Set the data down again, exactly as it reads, but without the pictures.

━━━

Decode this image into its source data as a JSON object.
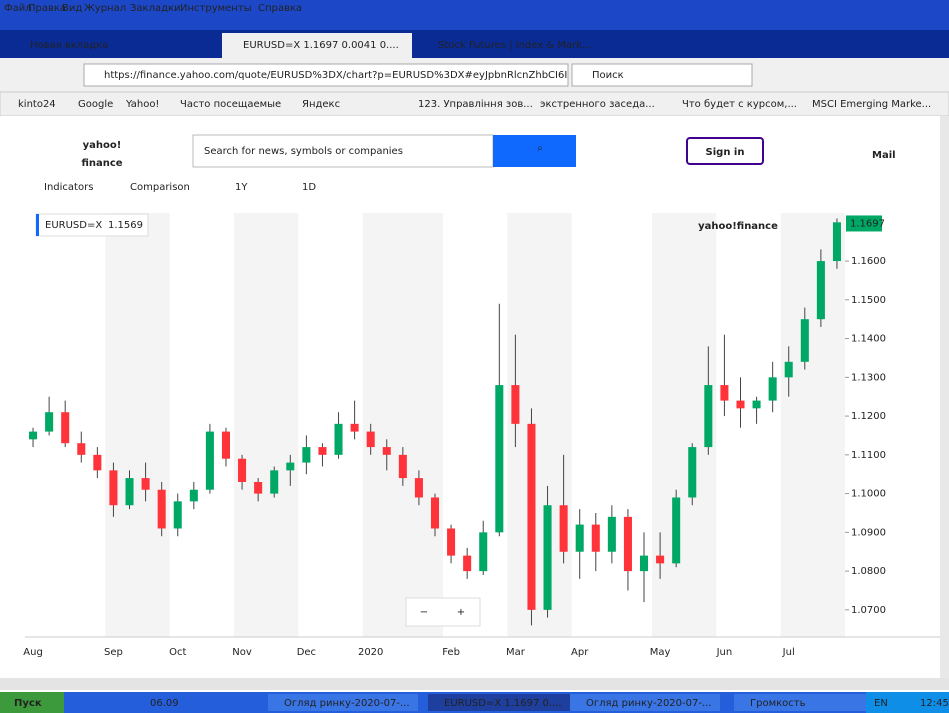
{
  "menu": [
    "Файл",
    "Правка",
    "Вид",
    "Журнал",
    "Закладки",
    "Инструменты",
    "Справка"
  ],
  "tabs": [
    "Новая вкладка",
    "EURUSD=X 1.1697 0.0041 0....",
    "Stock Futures | Index & Mark..."
  ],
  "url": "https://finance.yahoo.com/quote/EURUSD%3DX/chart?p=EURUSD%3DX#eyJpbnRlcnZhbCI6I",
  "search_placeholder": "Поиск",
  "bookmarks": [
    "kinto24",
    "Google",
    "Yahoo!",
    "Часто посещаемые",
    "Яндекс",
    "123. Управління зов...",
    "экстренного заседа...",
    "Что будет с курсом,...",
    "MSCI Emerging Marke..."
  ],
  "site": {
    "logo": "yahoo!",
    "logo_sub": "finance",
    "search": "Search for news, symbols or companies",
    "signin": "Sign in",
    "mail": "Mail"
  },
  "toolbar": [
    "Indicators",
    "Comparison",
    "1Y",
    "1D"
  ],
  "watermark": "yahoo!finance",
  "zoom": [
    "−",
    "+"
  ],
  "taskbar": {
    "start": "Пуск",
    "folder": "06.09",
    "items": [
      "Огляд ринку-2020-07-...",
      "EURUSD=X 1.1697 0....",
      "Огляд ринку-2020-07-...",
      "Громкость"
    ],
    "lang": "EN",
    "time": "12:45"
  },
  "chart_data": {
    "type": "candlestick",
    "symbol": "EURUSD=X",
    "legend_value": 1.1569,
    "last_price": 1.1697,
    "up_color": "#00a866",
    "down_color": "#ff333a",
    "grid": false,
    "categories": [
      "Aug",
      null,
      null,
      null,
      null,
      "Sep",
      null,
      null,
      null,
      "Oct",
      null,
      null,
      null,
      "Nov",
      null,
      null,
      null,
      "Dec",
      null,
      null,
      null,
      "2020",
      null,
      null,
      null,
      null,
      "Feb",
      null,
      null,
      null,
      "Mar",
      null,
      null,
      null,
      "Apr",
      null,
      null,
      null,
      null,
      "May",
      null,
      null,
      null,
      "Jun",
      null,
      null,
      null,
      "Jul",
      null,
      null,
      null
    ],
    "open": [
      1.114,
      1.116,
      1.121,
      1.113,
      1.11,
      1.106,
      1.097,
      1.104,
      1.101,
      1.091,
      1.098,
      1.101,
      1.116,
      1.109,
      1.103,
      1.1,
      1.106,
      1.108,
      1.112,
      1.11,
      1.118,
      1.116,
      1.112,
      1.11,
      1.104,
      1.099,
      1.091,
      1.084,
      1.08,
      1.09,
      1.128,
      1.118,
      1.07,
      1.097,
      1.085,
      1.092,
      1.085,
      1.094,
      1.08,
      1.084,
      1.082,
      1.099,
      1.112,
      1.128,
      1.124,
      1.122,
      1.124,
      1.13,
      1.134,
      1.145,
      1.16
    ],
    "high": [
      1.117,
      1.125,
      1.124,
      1.116,
      1.112,
      1.108,
      1.106,
      1.108,
      1.103,
      1.1,
      1.103,
      1.118,
      1.117,
      1.11,
      1.104,
      1.107,
      1.11,
      1.115,
      1.113,
      1.121,
      1.124,
      1.118,
      1.114,
      1.112,
      1.106,
      1.1,
      1.092,
      1.086,
      1.093,
      1.149,
      1.141,
      1.122,
      1.102,
      1.11,
      1.096,
      1.095,
      1.097,
      1.096,
      1.09,
      1.09,
      1.101,
      1.113,
      1.138,
      1.141,
      1.13,
      1.125,
      1.134,
      1.138,
      1.148,
      1.163,
      1.171
    ],
    "low": [
      1.112,
      1.115,
      1.112,
      1.108,
      1.104,
      1.094,
      1.096,
      1.098,
      1.089,
      1.089,
      1.096,
      1.1,
      1.107,
      1.101,
      1.098,
      1.099,
      1.102,
      1.105,
      1.107,
      1.109,
      1.114,
      1.11,
      1.106,
      1.102,
      1.097,
      1.089,
      1.082,
      1.078,
      1.079,
      1.089,
      1.112,
      1.066,
      1.068,
      1.082,
      1.078,
      1.08,
      1.082,
      1.075,
      1.072,
      1.078,
      1.081,
      1.097,
      1.11,
      1.12,
      1.117,
      1.118,
      1.121,
      1.125,
      1.132,
      1.143,
      1.158
    ],
    "close": [
      1.116,
      1.121,
      1.113,
      1.11,
      1.106,
      1.097,
      1.104,
      1.101,
      1.091,
      1.098,
      1.101,
      1.116,
      1.109,
      1.103,
      1.1,
      1.106,
      1.108,
      1.112,
      1.11,
      1.118,
      1.116,
      1.112,
      1.11,
      1.104,
      1.099,
      1.091,
      1.084,
      1.08,
      1.09,
      1.128,
      1.118,
      1.07,
      1.097,
      1.085,
      1.092,
      1.085,
      1.094,
      1.08,
      1.084,
      1.082,
      1.099,
      1.112,
      1.128,
      1.124,
      1.122,
      1.124,
      1.13,
      1.134,
      1.145,
      1.16,
      1.17
    ],
    "ylim": [
      1.063,
      1.1724
    ],
    "yticks": [
      {
        "value": 1.07,
        "label": "1.0700"
      },
      {
        "value": 1.08,
        "label": "1.0800"
      },
      {
        "value": 1.09,
        "label": "1.0900"
      },
      {
        "value": 1.1,
        "label": "1.1000"
      },
      {
        "value": 1.11,
        "label": "1.1100"
      },
      {
        "value": 1.12,
        "label": "1.1200"
      },
      {
        "value": 1.13,
        "label": "1.1300"
      },
      {
        "value": 1.14,
        "label": "1.1400"
      },
      {
        "value": 1.15,
        "label": "1.1500"
      },
      {
        "value": 1.16,
        "label": "1.1600"
      }
    ]
  }
}
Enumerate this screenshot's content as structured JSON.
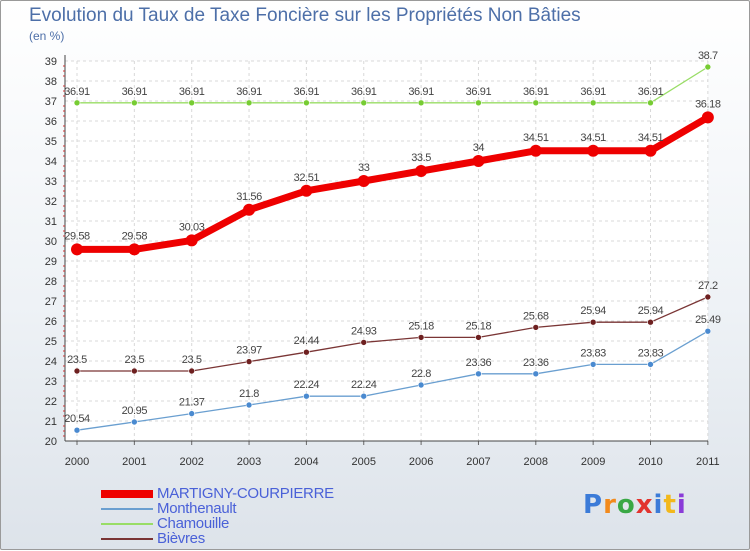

━━━

SOLUTION:
Decode this image into its source data as a JSON object.
{
  "menu": [
    "Файл",
    "Правка",
    "Вид",
    "Журнал",
    "Закладки",
    "Инструменты",
    "Справка"
  ],
  "tabs": [
    "Новая вкладка",
    "EURUSD=X 1.1697 0.0041 0....",
    "Stock Futures | Index & Mark..."
  ],
  "url": "https://finance.yahoo.com/quote/EURUSD%3DX/chart?p=EURUSD%3DX#eyJpbnRlcnZhbCI6I",
  "search_placeholder": "Поиск",
  "bookmarks": [
    "kinto24",
    "Google",
    "Yahoo!",
    "Часто посещаемые",
    "Яндекс",
    "123. Управління зов...",
    "экстренного заседа...",
    "Что будет с курсом,...",
    "MSCI Emerging Marke..."
  ],
  "site": {
    "logo": "yahoo!",
    "logo_sub": "finance",
    "search": "Search for news, symbols or companies",
    "signin": "Sign in",
    "mail": "Mail"
  },
  "toolbar": [
    "Indicators",
    "Comparison",
    "1Y",
    "1D"
  ],
  "watermark": "yahoo!finance",
  "zoom": [
    "−",
    "+"
  ],
  "taskbar": {
    "start": "Пуск",
    "folder": "06.09",
    "items": [
      "Огляд ринку-2020-07-...",
      "EURUSD=X 1.1697 0....",
      "Огляд ринку-2020-07-...",
      "Громкость"
    ],
    "lang": "EN",
    "time": "12:45"
  },
  "chart_data": {
    "type": "candlestick",
    "symbol": "EURUSD=X",
    "legend_value": 1.1569,
    "last_price": 1.1697,
    "up_color": "#00a866",
    "down_color": "#ff333a",
    "grid": false,
    "categories": [
      "Aug",
      null,
      null,
      null,
      null,
      "Sep",
      null,
      null,
      null,
      "Oct",
      null,
      null,
      null,
      "Nov",
      null,
      null,
      null,
      "Dec",
      null,
      null,
      null,
      "2020",
      null,
      null,
      null,
      null,
      "Feb",
      null,
      null,
      null,
      "Mar",
      null,
      null,
      null,
      "Apr",
      null,
      null,
      null,
      null,
      "May",
      null,
      null,
      null,
      "Jun",
      null,
      null,
      null,
      "Jul",
      null,
      null,
      null
    ],
    "open": [
      1.114,
      1.116,
      1.121,
      1.113,
      1.11,
      1.106,
      1.097,
      1.104,
      1.101,
      1.091,
      1.098,
      1.101,
      1.116,
      1.109,
      1.103,
      1.1,
      1.106,
      1.108,
      1.112,
      1.11,
      1.118,
      1.116,
      1.112,
      1.11,
      1.104,
      1.099,
      1.091,
      1.084,
      1.08,
      1.09,
      1.128,
      1.118,
      1.07,
      1.097,
      1.085,
      1.092,
      1.085,
      1.094,
      1.08,
      1.084,
      1.082,
      1.099,
      1.112,
      1.128,
      1.124,
      1.122,
      1.124,
      1.13,
      1.134,
      1.145,
      1.16
    ],
    "high": [
      1.117,
      1.125,
      1.124,
      1.116,
      1.112,
      1.108,
      1.106,
      1.108,
      1.103,
      1.1,
      1.103,
      1.118,
      1.117,
      1.11,
      1.104,
      1.107,
      1.11,
      1.115,
      1.113,
      1.121,
      1.124,
      1.118,
      1.114,
      1.112,
      1.106,
      1.1,
      1.092,
      1.086,
      1.093,
      1.149,
      1.141,
      1.122,
      1.102,
      1.11,
      1.096,
      1.095,
      1.097,
      1.096,
      1.09,
      1.09,
      1.101,
      1.113,
      1.138,
      1.141,
      1.13,
      1.125,
      1.134,
      1.138,
      1.148,
      1.163,
      1.171
    ],
    "low": [
      1.112,
      1.115,
      1.112,
      1.108,
      1.104,
      1.094,
      1.096,
      1.098,
      1.089,
      1.089,
      1.096,
      1.1,
      1.107,
      1.101,
      1.098,
      1.099,
      1.102,
      1.105,
      1.107,
      1.109,
      1.114,
      1.11,
      1.106,
      1.102,
      1.097,
      1.089,
      1.082,
      1.078,
      1.079,
      1.089,
      1.112,
      1.066,
      1.068,
      1.082,
      1.078,
      1.08,
      1.082,
      1.075,
      1.072,
      1.078,
      1.081,
      1.097,
      1.11,
      1.12,
      1.117,
      1.118,
      1.121,
      1.125,
      1.132,
      1.143,
      1.158
    ],
    "close": [
      1.116,
      1.121,
      1.113,
      1.11,
      1.106,
      1.097,
      1.104,
      1.101,
      1.091,
      1.098,
      1.101,
      1.116,
      1.109,
      1.103,
      1.1,
      1.106,
      1.108,
      1.112,
      1.11,
      1.118,
      1.116,
      1.112,
      1.11,
      1.104,
      1.099,
      1.091,
      1.084,
      1.08,
      1.09,
      1.128,
      1.118,
      1.07,
      1.097,
      1.085,
      1.092,
      1.085,
      1.094,
      1.08,
      1.084,
      1.082,
      1.099,
      1.112,
      1.128,
      1.124,
      1.122,
      1.124,
      1.13,
      1.134,
      1.145,
      1.16,
      1.17
    ],
    "ylim": [
      1.063,
      1.1724
    ],
    "yticks": [
      {
        "value": 1.07,
        "label": "1.0700"
      },
      {
        "value": 1.08,
        "label": "1.0800"
      },
      {
        "value": 1.09,
        "label": "1.0900"
      },
      {
        "value": 1.1,
        "label": "1.1000"
      },
      {
        "value": 1.11,
        "label": "1.1100"
      },
      {
        "value": 1.12,
        "label": "1.1200"
      },
      {
        "value": 1.13,
        "label": "1.1300"
      },
      {
        "value": 1.14,
        "label": "1.1400"
      },
      {
        "value": 1.15,
        "label": "1.1500"
      },
      {
        "value": 1.16,
        "label": "1.1600"
      }
    ]
  }
}
Enumerate this screenshot's content as structured JSON.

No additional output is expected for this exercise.